▶ **TASK DIRECTIONS**
Below are some entries; can you quote all of them exactly?
↓↓↓
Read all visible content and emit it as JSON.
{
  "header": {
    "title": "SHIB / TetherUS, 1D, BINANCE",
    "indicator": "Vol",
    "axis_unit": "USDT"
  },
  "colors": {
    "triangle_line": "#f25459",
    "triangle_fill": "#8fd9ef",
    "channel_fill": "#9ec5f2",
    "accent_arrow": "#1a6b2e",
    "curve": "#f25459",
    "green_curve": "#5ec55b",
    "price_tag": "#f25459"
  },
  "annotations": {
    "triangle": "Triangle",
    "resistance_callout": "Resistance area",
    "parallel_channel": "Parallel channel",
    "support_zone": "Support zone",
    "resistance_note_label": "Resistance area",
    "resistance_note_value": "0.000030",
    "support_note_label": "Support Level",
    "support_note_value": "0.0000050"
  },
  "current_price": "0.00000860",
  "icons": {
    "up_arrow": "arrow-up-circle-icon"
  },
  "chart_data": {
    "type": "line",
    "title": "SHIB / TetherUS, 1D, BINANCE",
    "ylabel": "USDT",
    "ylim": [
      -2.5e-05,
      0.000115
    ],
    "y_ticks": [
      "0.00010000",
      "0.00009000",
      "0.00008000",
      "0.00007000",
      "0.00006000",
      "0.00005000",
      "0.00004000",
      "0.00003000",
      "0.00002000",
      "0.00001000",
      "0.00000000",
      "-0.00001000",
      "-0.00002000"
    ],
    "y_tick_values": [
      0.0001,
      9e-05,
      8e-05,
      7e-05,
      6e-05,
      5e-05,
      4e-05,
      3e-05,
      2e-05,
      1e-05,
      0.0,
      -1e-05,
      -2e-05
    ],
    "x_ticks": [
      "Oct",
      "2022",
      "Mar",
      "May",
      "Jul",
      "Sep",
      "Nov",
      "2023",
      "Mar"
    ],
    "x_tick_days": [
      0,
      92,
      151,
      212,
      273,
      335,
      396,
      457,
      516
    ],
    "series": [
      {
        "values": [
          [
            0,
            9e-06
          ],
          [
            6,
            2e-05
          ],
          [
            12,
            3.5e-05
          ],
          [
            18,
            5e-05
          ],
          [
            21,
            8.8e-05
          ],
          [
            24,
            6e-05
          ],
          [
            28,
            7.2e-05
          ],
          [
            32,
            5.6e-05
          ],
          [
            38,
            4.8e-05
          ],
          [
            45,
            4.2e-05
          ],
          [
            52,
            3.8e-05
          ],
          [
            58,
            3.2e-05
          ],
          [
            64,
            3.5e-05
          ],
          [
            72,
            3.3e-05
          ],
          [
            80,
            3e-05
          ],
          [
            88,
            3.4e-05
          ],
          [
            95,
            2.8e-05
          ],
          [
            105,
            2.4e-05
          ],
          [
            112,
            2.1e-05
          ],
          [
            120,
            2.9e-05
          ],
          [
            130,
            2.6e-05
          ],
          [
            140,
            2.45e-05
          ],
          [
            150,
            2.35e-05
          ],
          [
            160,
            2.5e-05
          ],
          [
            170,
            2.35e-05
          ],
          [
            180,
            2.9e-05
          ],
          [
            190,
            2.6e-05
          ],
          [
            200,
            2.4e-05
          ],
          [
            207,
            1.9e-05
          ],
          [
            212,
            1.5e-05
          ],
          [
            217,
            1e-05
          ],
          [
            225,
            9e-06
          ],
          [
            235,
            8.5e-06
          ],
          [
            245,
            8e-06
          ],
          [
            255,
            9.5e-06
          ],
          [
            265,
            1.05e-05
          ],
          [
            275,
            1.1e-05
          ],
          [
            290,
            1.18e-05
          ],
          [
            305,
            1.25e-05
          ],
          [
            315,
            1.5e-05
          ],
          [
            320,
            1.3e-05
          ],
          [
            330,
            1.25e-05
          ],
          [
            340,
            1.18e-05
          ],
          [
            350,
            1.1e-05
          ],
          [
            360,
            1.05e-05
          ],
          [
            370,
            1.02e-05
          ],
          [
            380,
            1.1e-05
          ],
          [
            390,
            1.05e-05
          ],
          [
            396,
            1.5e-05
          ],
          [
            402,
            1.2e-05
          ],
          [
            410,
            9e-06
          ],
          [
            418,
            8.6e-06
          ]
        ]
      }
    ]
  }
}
↑↑↑
▶ **TASK SOLUTION**
Read all visible content and emit it as JSON.
{
  "header": {
    "title": "SHIB / TetherUS, 1D, BINANCE",
    "indicator": "Vol",
    "axis_unit": "USDT"
  },
  "colors": {
    "triangle_line": "#f25459",
    "triangle_fill": "#8fd9ef",
    "channel_fill": "#9ec5f2",
    "accent_arrow": "#1a6b2e",
    "curve": "#f25459",
    "green_curve": "#5ec55b",
    "price_tag": "#f25459"
  },
  "annotations": {
    "triangle": "Triangle",
    "resistance_callout": "Resistance area",
    "parallel_channel": "Parallel channel",
    "support_zone": "Support zone",
    "resistance_note_label": "Resistance area",
    "resistance_note_value": "0.000030",
    "support_note_label": "Support Level",
    "support_note_value": "0.0000050"
  },
  "current_price": "0.00000860",
  "icons": {
    "up_arrow": "arrow-up-circle-icon"
  },
  "chart_data": {
    "type": "line",
    "title": "SHIB / TetherUS, 1D, BINANCE",
    "ylabel": "USDT",
    "ylim": [
      -2.5e-05,
      0.000115
    ],
    "y_ticks": [
      "0.00010000",
      "0.00009000",
      "0.00008000",
      "0.00007000",
      "0.00006000",
      "0.00005000",
      "0.00004000",
      "0.00003000",
      "0.00002000",
      "0.00001000",
      "0.00000000",
      "-0.00001000",
      "-0.00002000"
    ],
    "y_tick_values": [
      0.0001,
      9e-05,
      8e-05,
      7e-05,
      6e-05,
      5e-05,
      4e-05,
      3e-05,
      2e-05,
      1e-05,
      0.0,
      -1e-05,
      -2e-05
    ],
    "x_ticks": [
      "Oct",
      "2022",
      "Mar",
      "May",
      "Jul",
      "Sep",
      "Nov",
      "2023",
      "Mar"
    ],
    "x_tick_days": [
      0,
      92,
      151,
      212,
      273,
      335,
      396,
      457,
      516
    ],
    "series": [
      {
        "values": [
          [
            0,
            9e-06
          ],
          [
            6,
            2e-05
          ],
          [
            12,
            3.5e-05
          ],
          [
            18,
            5e-05
          ],
          [
            21,
            8.8e-05
          ],
          [
            24,
            6e-05
          ],
          [
            28,
            7.2e-05
          ],
          [
            32,
            5.6e-05
          ],
          [
            38,
            4.8e-05
          ],
          [
            45,
            4.2e-05
          ],
          [
            52,
            3.8e-05
          ],
          [
            58,
            3.2e-05
          ],
          [
            64,
            3.5e-05
          ],
          [
            72,
            3.3e-05
          ],
          [
            80,
            3e-05
          ],
          [
            88,
            3.4e-05
          ],
          [
            95,
            2.8e-05
          ],
          [
            105,
            2.4e-05
          ],
          [
            112,
            2.1e-05
          ],
          [
            120,
            2.9e-05
          ],
          [
            130,
            2.6e-05
          ],
          [
            140,
            2.45e-05
          ],
          [
            150,
            2.35e-05
          ],
          [
            160,
            2.5e-05
          ],
          [
            170,
            2.35e-05
          ],
          [
            180,
            2.9e-05
          ],
          [
            190,
            2.6e-05
          ],
          [
            200,
            2.4e-05
          ],
          [
            207,
            1.9e-05
          ],
          [
            212,
            1.5e-05
          ],
          [
            217,
            1e-05
          ],
          [
            225,
            9e-06
          ],
          [
            235,
            8.5e-06
          ],
          [
            245,
            8e-06
          ],
          [
            255,
            9.5e-06
          ],
          [
            265,
            1.05e-05
          ],
          [
            275,
            1.1e-05
          ],
          [
            290,
            1.18e-05
          ],
          [
            305,
            1.25e-05
          ],
          [
            315,
            1.5e-05
          ],
          [
            320,
            1.3e-05
          ],
          [
            330,
            1.25e-05
          ],
          [
            340,
            1.18e-05
          ],
          [
            350,
            1.1e-05
          ],
          [
            360,
            1.05e-05
          ],
          [
            370,
            1.02e-05
          ],
          [
            380,
            1.1e-05
          ],
          [
            390,
            1.05e-05
          ],
          [
            396,
            1.5e-05
          ],
          [
            402,
            1.2e-05
          ],
          [
            410,
            9e-06
          ],
          [
            418,
            8.6e-06
          ]
        ]
      }
    ]
  }
}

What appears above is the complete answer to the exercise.